**YOUR OBJECTIVE:** Repeat all of the material exactly as given.

**MATERIAL SUPPLIED:**
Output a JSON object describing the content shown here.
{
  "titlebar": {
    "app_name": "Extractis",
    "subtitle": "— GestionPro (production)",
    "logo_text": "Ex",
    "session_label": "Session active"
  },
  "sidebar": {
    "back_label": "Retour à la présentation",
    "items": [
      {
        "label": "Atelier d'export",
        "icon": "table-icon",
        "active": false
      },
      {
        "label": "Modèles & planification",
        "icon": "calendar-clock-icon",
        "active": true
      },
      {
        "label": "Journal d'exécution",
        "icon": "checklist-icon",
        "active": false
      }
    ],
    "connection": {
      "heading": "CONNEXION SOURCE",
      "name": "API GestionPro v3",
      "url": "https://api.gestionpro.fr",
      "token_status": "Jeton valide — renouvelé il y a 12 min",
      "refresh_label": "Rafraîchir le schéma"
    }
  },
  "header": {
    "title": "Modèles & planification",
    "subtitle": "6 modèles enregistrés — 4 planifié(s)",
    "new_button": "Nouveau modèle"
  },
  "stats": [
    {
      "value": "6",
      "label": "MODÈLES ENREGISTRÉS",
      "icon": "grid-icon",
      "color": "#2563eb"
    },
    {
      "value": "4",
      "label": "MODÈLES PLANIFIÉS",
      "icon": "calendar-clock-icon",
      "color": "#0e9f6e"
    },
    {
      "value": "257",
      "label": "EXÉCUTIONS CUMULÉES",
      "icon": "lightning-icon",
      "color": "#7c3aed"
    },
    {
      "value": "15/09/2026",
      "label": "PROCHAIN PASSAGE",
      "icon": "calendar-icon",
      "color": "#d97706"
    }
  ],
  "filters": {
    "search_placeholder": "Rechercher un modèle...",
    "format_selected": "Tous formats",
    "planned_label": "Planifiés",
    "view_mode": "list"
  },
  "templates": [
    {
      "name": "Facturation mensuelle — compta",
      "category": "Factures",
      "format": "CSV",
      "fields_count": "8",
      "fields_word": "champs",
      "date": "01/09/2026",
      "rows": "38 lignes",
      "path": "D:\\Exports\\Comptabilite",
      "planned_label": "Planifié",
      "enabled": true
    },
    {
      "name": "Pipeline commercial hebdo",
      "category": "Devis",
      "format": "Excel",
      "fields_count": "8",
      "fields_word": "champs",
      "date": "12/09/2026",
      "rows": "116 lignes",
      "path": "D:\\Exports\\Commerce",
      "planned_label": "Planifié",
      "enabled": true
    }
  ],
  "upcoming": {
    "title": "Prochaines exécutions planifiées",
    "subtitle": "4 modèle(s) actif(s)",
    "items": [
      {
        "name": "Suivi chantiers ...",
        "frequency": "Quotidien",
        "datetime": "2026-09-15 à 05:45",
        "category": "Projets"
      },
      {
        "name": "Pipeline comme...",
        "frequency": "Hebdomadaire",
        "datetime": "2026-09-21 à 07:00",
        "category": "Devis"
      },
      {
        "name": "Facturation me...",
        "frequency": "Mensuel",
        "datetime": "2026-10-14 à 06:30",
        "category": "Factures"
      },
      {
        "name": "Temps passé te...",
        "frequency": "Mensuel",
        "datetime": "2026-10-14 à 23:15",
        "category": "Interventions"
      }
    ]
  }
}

**WRITTEN SOLUTION:**
Output a JSON object describing the content shown here.
{
  "titlebar": {
    "app_name": "Extractis",
    "subtitle": "— GestionPro (production)",
    "logo_text": "Ex",
    "session_label": "Session active"
  },
  "sidebar": {
    "back_label": "Retour à la présentation",
    "items": [
      {
        "label": "Atelier d'export",
        "icon": "table-icon",
        "active": false
      },
      {
        "label": "Modèles & planification",
        "icon": "calendar-clock-icon",
        "active": true
      },
      {
        "label": "Journal d'exécution",
        "icon": "checklist-icon",
        "active": false
      }
    ],
    "connection": {
      "heading": "CONNEXION SOURCE",
      "name": "API GestionPro v3",
      "url": "https://api.gestionpro.fr",
      "token_status": "Jeton valide — renouvelé il y a 12 min",
      "refresh_label": "Rafraîchir le schéma"
    }
  },
  "header": {
    "title": "Modèles & planification",
    "subtitle": "6 modèles enregistrés — 4 planifié(s)",
    "new_button": "Nouveau modèle"
  },
  "stats": [
    {
      "value": "6",
      "label": "MODÈLES ENREGISTRÉS",
      "icon": "grid-icon",
      "color": "#2563eb"
    },
    {
      "value": "4",
      "label": "MODÈLES PLANIFIÉS",
      "icon": "calendar-clock-icon",
      "color": "#0e9f6e"
    },
    {
      "value": "257",
      "label": "EXÉCUTIONS CUMULÉES",
      "icon": "lightning-icon",
      "color": "#7c3aed"
    },
    {
      "value": "15/09/2026",
      "label": "PROCHAIN PASSAGE",
      "icon": "calendar-icon",
      "color": "#d97706"
    }
  ],
  "filters": {
    "search_placeholder": "Rechercher un modèle...",
    "format_selected": "Tous formats",
    "planned_label": "Planifiés",
    "view_mode": "list"
  },
  "templates": [
    {
      "name": "Facturation mensuelle — compta",
      "category": "Factures",
      "format": "CSV",
      "fields_count": "8",
      "fields_word": "champs",
      "date": "01/09/2026",
      "rows": "38 lignes",
      "path": "D:\\Exports\\Comptabilite",
      "planned_label": "Planifié",
      "enabled": true
    },
    {
      "name": "Pipeline commercial hebdo",
      "category": "Devis",
      "format": "Excel",
      "fields_count": "8",
      "fields_word": "champs",
      "date": "12/09/2026",
      "rows": "116 lignes",
      "path": "D:\\Exports\\Commerce",
      "planned_label": "Planifié",
      "enabled": true
    }
  ],
  "upcoming": {
    "title": "Prochaines exécutions planifiées",
    "subtitle": "4 modèle(s) actif(s)",
    "items": [
      {
        "name": "Suivi chantiers ...",
        "frequency": "Quotidien",
        "datetime": "2026-09-15 à 05:45",
        "category": "Projets"
      },
      {
        "name": "Pipeline comme...",
        "frequency": "Hebdomadaire",
        "datetime": "2026-09-21 à 07:00",
        "category": "Devis"
      },
      {
        "name": "Facturation me...",
        "frequency": "Mensuel",
        "datetime": "2026-10-14 à 06:30",
        "category": "Factures"
      },
      {
        "name": "Temps passé te...",
        "frequency": "Mensuel",
        "datetime": "2026-10-14 à 23:15",
        "category": "Interventions"
      }
    ]
  }
}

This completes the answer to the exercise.